* _STATED EXERCISE_: How many lines in these records hold the string "піскен"? Reply with the number alone.

* _INPUT DATA_:
◇ ◇ ◇

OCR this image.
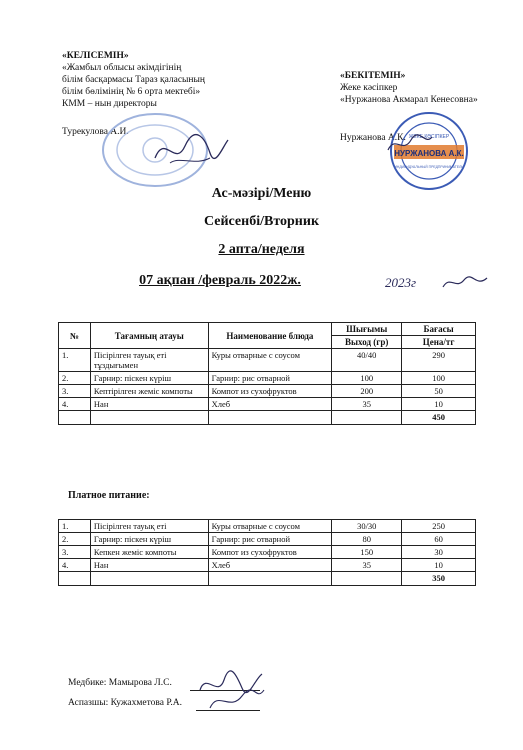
«КЕЛІСЕМІН»
«Жамбыл облысы әкімдігінің
білім басқармасы Тараз қаласының
білім бөлімінің № 6 орта мектебі»
КММ – нын директоры
Турекулова А.И.
«БЕКІТЕМІН»
Жеке кәсіпкер
«Нуржанова Акмарал Кенесовна»
Нуржанова А.К.
НУРЖАНОВА А.К.
ЖЕКЕ КӘСІПКЕР
ИНДИВИДУАЛЬНЫЙ ПРЕДПРИНИМАТЕЛЬ
Ас-мәзірі/Меню
Сейсенбі/Вторник
2 апта/неделя
07 ақпан /февраль 2022ж.	2023г
№	Тағамның атауы	Наименование блюда	Шығымы	Бағасы
			Выход (гр)	Цена/тг
1.	Пісірілген тауық еті тұздығымен	Куры отварные с соусом	40/40	290
2.	Гарнир: піскен күріш	Гарнир: рис отварной	100	100
3.	Кептірілген жеміс компоты	Компот из сухофруктов	200	50
4.	Нан	Хлеб	35	10
				450
Платное питание:
1.	Пісірілген тауық еті	Куры отварные с соусом	30/30	250
2.	Гарнир: піскен күріш	Гарнир: рис отварной	80	60
3.	Кепкен жеміс компоты	Компот из сухофруктов	150	30
4.	Нан	Хлеб	35	10
				350
Медбике: Мамырова Л.С.
Аспазшы: Кужахметова Р.А.
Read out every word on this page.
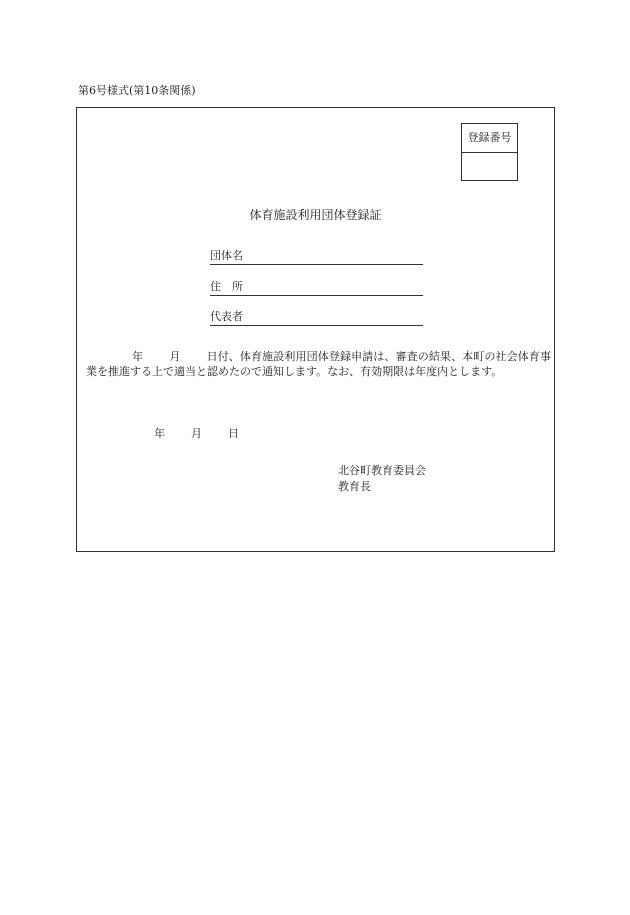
第6号様式(第10条関係)
登録番号
体育施設利用団体登録証
団体名
住　所
代表者
年 月 日付、体育施設利用団体登録申請は、審査の結果、本町の社会体育事業を推進する上で適当と認めたので通知します。なお、有効期限は年度内とします。
年 月 日
北谷町教育委員会
教育長
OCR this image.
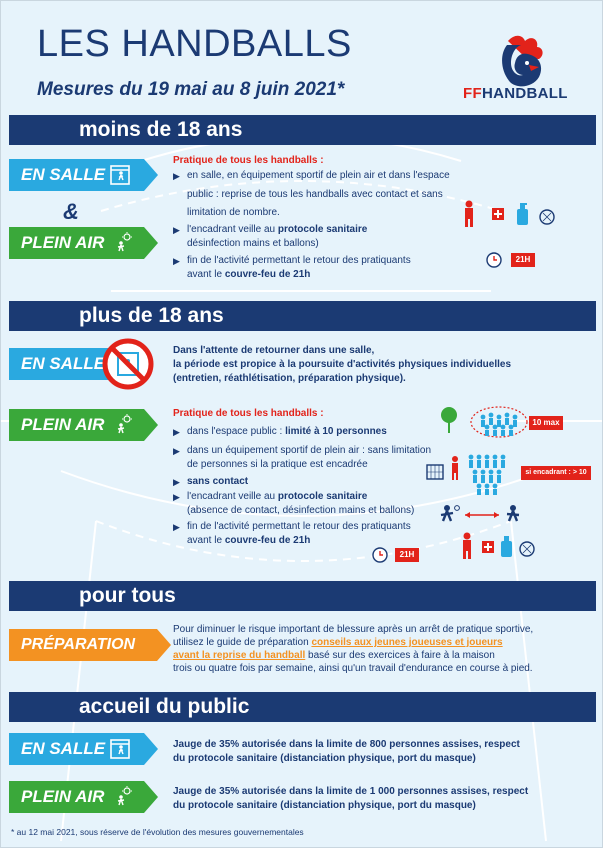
LES HANDBALLS
Mesures du 19 mai au 8 juin 2021*	FFHANDBALL
moins de 18 ans
EN SALLE
&
PLEIN AIR
Pratique de tous les handballs :
▶ en salle, en équipement sportif de plein air et dans l'espace
public : reprise de tous les handballs avec contact et sans
limitation de nombre.
▶ l'encadrant veille au protocole sanitaire
désinfection mains et ballons)
▶ fin de l'activité permettant le retour des pratiquants
avant le couvre-feu de 21h
21H
plus de 18 ans
EN SALLE
Dans l'attente de retourner dans une salle,
la période est propice à la poursuite d'activités physiques individuelles
(entretien, réathlétisation, préparation physique).
PLEIN AIR
Pratique de tous les handballs :
▶ dans l'espace public : limité à 10 personnes
▶ dans un équipement sportif de plein air : sans limitation
de personnes si la pratique est encadrée
▶ sans contact
▶ l'encadrant veille au protocole sanitaire
(absence de contact, désinfection mains et ballons)
▶ fin de l'activité permettant le retour des pratiquants
avant le couvre-feu de 21h
10 max
si encadrant : > 10
21H
pour tous
PRÉPARATION
Pour diminuer le risque important de blessure après un arrêt de pratique sportive,
utilisez le guide de préparation conseils aux jeunes joueuses et joueurs
avant la reprise du handball basé sur des exercices à faire à la maison
trois ou quatre fois par semaine, ainsi qu'un travail d'endurance en course à pied.
accueil du public
EN SALLE	Jauge de 35% autorisée dans la limite de 800 personnes assises, respect
du protocole sanitaire (distanciation physique, port du masque)
PLEIN AIR	Jauge de 35% autorisée dans la limite de 1 000 personnes assises, respect
du protocole sanitaire (distanciation physique, port du masque)
* au 12 mai 2021, sous réserve de l'évolution des mesures gouvernementales
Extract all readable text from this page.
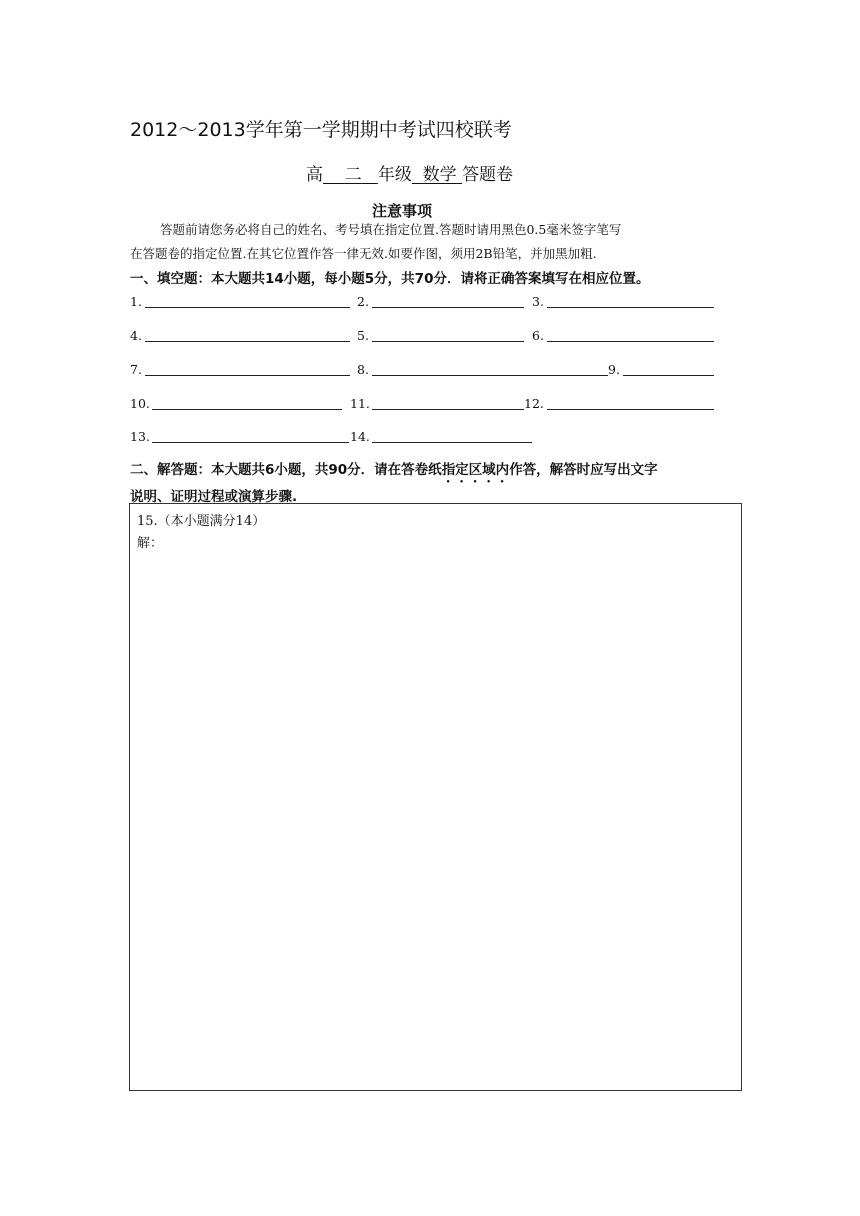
2012～2013学年第一学期期中考试四校联考
高 二 年级 数学 答题卷
注意事项
答题前请您务必将自己的姓名、考号填在指定位置.答题时请用黑色0.5毫米签字笔写
在答题卷的指定位置.在其它位置作答一律无效.如要作图，须用2B铅笔，并加黑加粗.
一、填空题：本大题共14小题，每小题5分，共70分．请将正确答案填写在相应位置。
1.	2.	3.
4.	5.	6.
7.	8.	9.
10.	11.	12.
13.	14.
二、解答题：本大题共6小题，共90分．请在答卷纸指定区域内作答，解答时应写出文字
说明、证明过程或演算步骤.
15.（本小题满分14）
解：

◇ ◇ ◇

* _OUTPUT OF THE EXERCISE_: 2